▶ _Written task_:
The records below must be duplicated exactly, character for character.
** BEGIN Listed entries **
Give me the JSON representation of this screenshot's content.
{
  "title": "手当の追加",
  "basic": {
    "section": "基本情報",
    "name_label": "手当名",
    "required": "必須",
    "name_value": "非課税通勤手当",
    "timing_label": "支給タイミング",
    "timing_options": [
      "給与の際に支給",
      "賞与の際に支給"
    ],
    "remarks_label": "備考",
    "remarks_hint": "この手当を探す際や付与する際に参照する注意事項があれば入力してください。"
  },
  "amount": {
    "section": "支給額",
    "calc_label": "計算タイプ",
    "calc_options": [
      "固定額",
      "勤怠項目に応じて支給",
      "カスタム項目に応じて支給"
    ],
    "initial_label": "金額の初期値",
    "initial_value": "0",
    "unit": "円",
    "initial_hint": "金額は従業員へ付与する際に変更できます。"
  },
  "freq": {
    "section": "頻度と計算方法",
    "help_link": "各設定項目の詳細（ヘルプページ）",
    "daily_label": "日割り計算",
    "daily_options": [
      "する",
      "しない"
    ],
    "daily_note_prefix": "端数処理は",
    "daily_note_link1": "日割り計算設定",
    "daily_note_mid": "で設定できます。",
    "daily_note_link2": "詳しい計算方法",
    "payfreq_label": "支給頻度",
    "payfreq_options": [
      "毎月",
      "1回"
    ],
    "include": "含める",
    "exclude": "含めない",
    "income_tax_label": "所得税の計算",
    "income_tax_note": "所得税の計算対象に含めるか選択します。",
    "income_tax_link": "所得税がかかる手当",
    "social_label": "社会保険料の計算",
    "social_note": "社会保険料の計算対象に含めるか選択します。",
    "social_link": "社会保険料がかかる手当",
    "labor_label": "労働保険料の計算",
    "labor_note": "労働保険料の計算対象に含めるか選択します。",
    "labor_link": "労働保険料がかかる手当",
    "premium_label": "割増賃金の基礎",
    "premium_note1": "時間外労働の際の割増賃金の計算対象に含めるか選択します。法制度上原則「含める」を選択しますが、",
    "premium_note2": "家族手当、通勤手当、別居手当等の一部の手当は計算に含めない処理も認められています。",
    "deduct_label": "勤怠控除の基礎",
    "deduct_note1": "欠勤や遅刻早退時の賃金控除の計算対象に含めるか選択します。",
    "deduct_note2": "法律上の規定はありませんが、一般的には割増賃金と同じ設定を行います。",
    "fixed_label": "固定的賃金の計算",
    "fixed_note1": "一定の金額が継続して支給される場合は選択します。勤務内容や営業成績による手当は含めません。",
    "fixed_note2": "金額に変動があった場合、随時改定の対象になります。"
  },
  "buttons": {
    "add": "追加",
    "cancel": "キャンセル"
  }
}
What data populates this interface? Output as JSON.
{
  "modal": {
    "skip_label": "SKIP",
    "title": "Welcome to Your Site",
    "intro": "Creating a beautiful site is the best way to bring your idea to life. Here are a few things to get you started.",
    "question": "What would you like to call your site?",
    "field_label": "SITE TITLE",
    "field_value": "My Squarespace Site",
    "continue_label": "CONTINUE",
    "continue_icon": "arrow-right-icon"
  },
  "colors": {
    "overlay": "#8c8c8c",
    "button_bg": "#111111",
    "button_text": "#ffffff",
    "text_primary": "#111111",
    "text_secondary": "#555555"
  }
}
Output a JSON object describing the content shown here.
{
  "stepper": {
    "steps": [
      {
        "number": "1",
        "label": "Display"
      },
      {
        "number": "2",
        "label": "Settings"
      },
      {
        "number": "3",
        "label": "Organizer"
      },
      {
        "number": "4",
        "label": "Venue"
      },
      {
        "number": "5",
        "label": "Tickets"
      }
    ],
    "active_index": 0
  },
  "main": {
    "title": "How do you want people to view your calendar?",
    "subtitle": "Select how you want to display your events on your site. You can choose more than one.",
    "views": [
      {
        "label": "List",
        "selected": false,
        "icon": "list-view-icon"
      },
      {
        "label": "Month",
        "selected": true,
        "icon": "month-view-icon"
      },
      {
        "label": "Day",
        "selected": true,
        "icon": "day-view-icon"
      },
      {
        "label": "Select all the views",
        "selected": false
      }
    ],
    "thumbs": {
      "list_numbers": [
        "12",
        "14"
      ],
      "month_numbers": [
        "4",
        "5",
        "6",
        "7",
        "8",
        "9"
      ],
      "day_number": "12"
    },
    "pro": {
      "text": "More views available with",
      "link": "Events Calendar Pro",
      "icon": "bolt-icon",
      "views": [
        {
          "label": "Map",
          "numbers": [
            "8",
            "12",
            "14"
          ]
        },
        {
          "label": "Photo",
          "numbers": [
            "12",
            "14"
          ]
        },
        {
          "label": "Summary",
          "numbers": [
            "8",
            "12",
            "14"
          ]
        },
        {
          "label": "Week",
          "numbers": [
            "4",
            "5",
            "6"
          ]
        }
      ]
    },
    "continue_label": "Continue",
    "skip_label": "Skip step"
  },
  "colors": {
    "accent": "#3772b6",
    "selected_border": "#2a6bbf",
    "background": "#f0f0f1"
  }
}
** END Listed entries **
▶ _Written solution_:
Give me the JSON representation of this screenshot's content.
{
  "title": "手当の追加",
  "basic": {
    "section": "基本情報",
    "name_label": "手当名",
    "required": "必須",
    "name_value": "非課税通勤手当",
    "timing_label": "支給タイミング",
    "timing_options": [
      "給与の際に支給",
      "賞与の際に支給"
    ],
    "remarks_label": "備考",
    "remarks_hint": "この手当を探す際や付与する際に参照する注意事項があれば入力してください。"
  },
  "amount": {
    "section": "支給額",
    "calc_label": "計算タイプ",
    "calc_options": [
      "固定額",
      "勤怠項目に応じて支給",
      "カスタム項目に応じて支給"
    ],
    "initial_label": "金額の初期値",
    "initial_value": "0",
    "unit": "円",
    "initial_hint": "金額は従業員へ付与する際に変更できます。"
  },
  "freq": {
    "section": "頻度と計算方法",
    "help_link": "各設定項目の詳細（ヘルプページ）",
    "daily_label": "日割り計算",
    "daily_options": [
      "する",
      "しない"
    ],
    "daily_note_prefix": "端数処理は",
    "daily_note_link1": "日割り計算設定",
    "daily_note_mid": "で設定できます。",
    "daily_note_link2": "詳しい計算方法",
    "payfreq_label": "支給頻度",
    "payfreq_options": [
      "毎月",
      "1回"
    ],
    "include": "含める",
    "exclude": "含めない",
    "income_tax_label": "所得税の計算",
    "income_tax_note": "所得税の計算対象に含めるか選択します。",
    "income_tax_link": "所得税がかかる手当",
    "social_label": "社会保険料の計算",
    "social_note": "社会保険料の計算対象に含めるか選択します。",
    "social_link": "社会保険料がかかる手当",
    "labor_label": "労働保険料の計算",
    "labor_note": "労働保険料の計算対象に含めるか選択します。",
    "labor_link": "労働保険料がかかる手当",
    "premium_label": "割増賃金の基礎",
    "premium_note1": "時間外労働の際の割増賃金の計算対象に含めるか選択します。法制度上原則「含める」を選択しますが、",
    "premium_note2": "家族手当、通勤手当、別居手当等の一部の手当は計算に含めない処理も認められています。",
    "deduct_label": "勤怠控除の基礎",
    "deduct_note1": "欠勤や遅刻早退時の賃金控除の計算対象に含めるか選択します。",
    "deduct_note2": "法律上の規定はありませんが、一般的には割増賃金と同じ設定を行います。",
    "fixed_label": "固定的賃金の計算",
    "fixed_note1": "一定の金額が継続して支給される場合は選択します。勤務内容や営業成績による手当は含めません。",
    "fixed_note2": "金額に変動があった場合、随時改定の対象になります。"
  },
  "buttons": {
    "add": "追加",
    "cancel": "キャンセル"
  }
}
What data populates this interface? Output as JSON.
{
  "modal": {
    "skip_label": "SKIP",
    "title": "Welcome to Your Site",
    "intro": "Creating a beautiful site is the best way to bring your idea to life. Here are a few things to get you started.",
    "question": "What would you like to call your site?",
    "field_label": "SITE TITLE",
    "field_value": "My Squarespace Site",
    "continue_label": "CONTINUE",
    "continue_icon": "arrow-right-icon"
  },
  "colors": {
    "overlay": "#8c8c8c",
    "button_bg": "#111111",
    "button_text": "#ffffff",
    "text_primary": "#111111",
    "text_secondary": "#555555"
  }
}
Output a JSON object describing the content shown here.
{
  "stepper": {
    "steps": [
      {
        "number": "1",
        "label": "Display"
      },
      {
        "number": "2",
        "label": "Settings"
      },
      {
        "number": "3",
        "label": "Organizer"
      },
      {
        "number": "4",
        "label": "Venue"
      },
      {
        "number": "5",
        "label": "Tickets"
      }
    ],
    "active_index": 0
  },
  "main": {
    "title": "How do you want people to view your calendar?",
    "subtitle": "Select how you want to display your events on your site. You can choose more than one.",
    "views": [
      {
        "label": "List",
        "selected": false,
        "icon": "list-view-icon"
      },
      {
        "label": "Month",
        "selected": true,
        "icon": "month-view-icon"
      },
      {
        "label": "Day",
        "selected": true,
        "icon": "day-view-icon"
      },
      {
        "label": "Select all the views",
        "selected": false
      }
    ],
    "thumbs": {
      "list_numbers": [
        "12",
        "14"
      ],
      "month_numbers": [
        "4",
        "5",
        "6",
        "7",
        "8",
        "9"
      ],
      "day_number": "12"
    },
    "pro": {
      "text": "More views available with",
      "link": "Events Calendar Pro",
      "icon": "bolt-icon",
      "views": [
        {
          "label": "Map",
          "numbers": [
            "8",
            "12",
            "14"
          ]
        },
        {
          "label": "Photo",
          "numbers": [
            "12",
            "14"
          ]
        },
        {
          "label": "Summary",
          "numbers": [
            "8",
            "12",
            "14"
          ]
        },
        {
          "label": "Week",
          "numbers": [
            "4",
            "5",
            "6"
          ]
        }
      ]
    },
    "continue_label": "Continue",
    "skip_label": "Skip step"
  },
  "colors": {
    "accent": "#3772b6",
    "selected_border": "#2a6bbf",
    "background": "#f0f0f1"
  }
}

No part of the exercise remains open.